<<<<

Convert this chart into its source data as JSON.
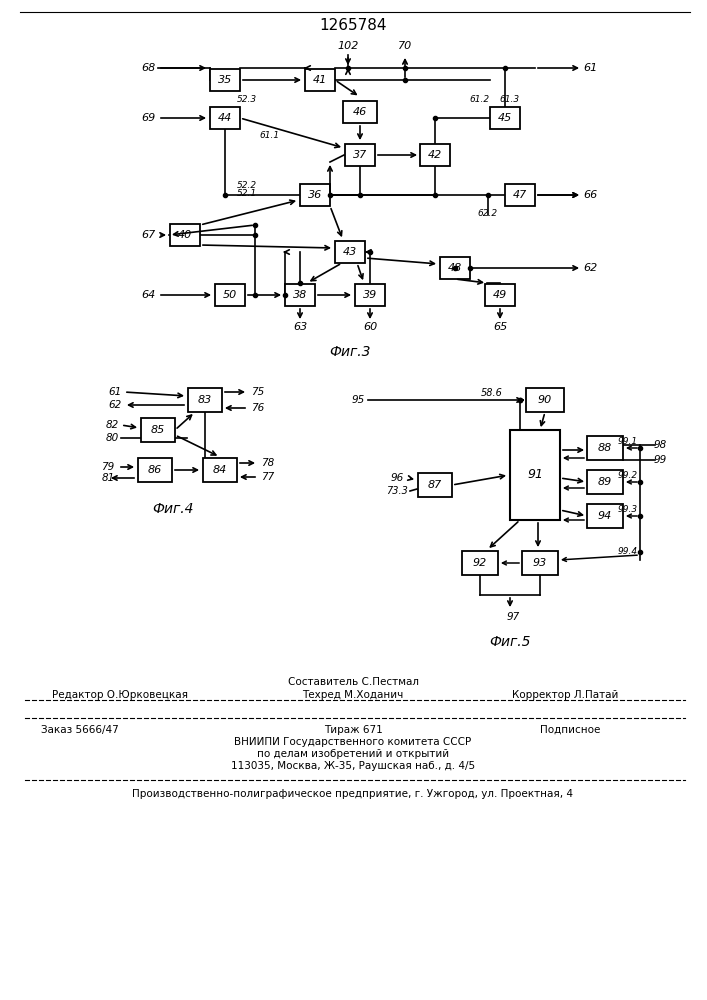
{
  "title": "1265784",
  "fig3_caption": "Фиг.3",
  "fig4_caption": "Фиг.4",
  "fig5_caption": "Фиг.5",
  "footer_sestavitel": "Составитель С.Пестмал",
  "footer_tehred": "Техред М.Ходанич",
  "footer_redaktor": "Редактор О.Юрковецкая",
  "footer_korrektor": "Корректор Л.Патай",
  "footer_zakaz": "Заказ 5666/47",
  "footer_tirazh": "Тираж 671",
  "footer_podpisnoe": "Подписное",
  "footer_vniipи": "ВНИИПИ Государственного комитета СССР",
  "footer_dela": "по делам изобретений и открытий",
  "footer_addr": "113035, Москва, Ж-35, Раушская наб., д. 4/5",
  "footer_pred": "Производственно-полиграфическое предприятие, г. Ужгород, ул. Проектная, 4"
}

>>>>

**Task prompt:**
Go through the entries above and print each one exactly, minus the pictures.

**Answer to this exercise:**
Convert this chart into its source data as JSON.
{
  "title": "1265784",
  "fig3_caption": "Фиг.3",
  "fig4_caption": "Фиг.4",
  "fig5_caption": "Фиг.5",
  "footer_sestavitel": "Составитель С.Пестмал",
  "footer_tehred": "Техред М.Ходанич",
  "footer_redaktor": "Редактор О.Юрковецкая",
  "footer_korrektor": "Корректор Л.Патай",
  "footer_zakaz": "Заказ 5666/47",
  "footer_tirazh": "Тираж 671",
  "footer_podpisnoe": "Подписное",
  "footer_vniipи": "ВНИИПИ Государственного комитета СССР",
  "footer_dela": "по делам изобретений и открытий",
  "footer_addr": "113035, Москва, Ж-35, Раушская наб., д. 4/5",
  "footer_pred": "Производственно-полиграфическое предприятие, г. Ужгород, ул. Проектная, 4"
}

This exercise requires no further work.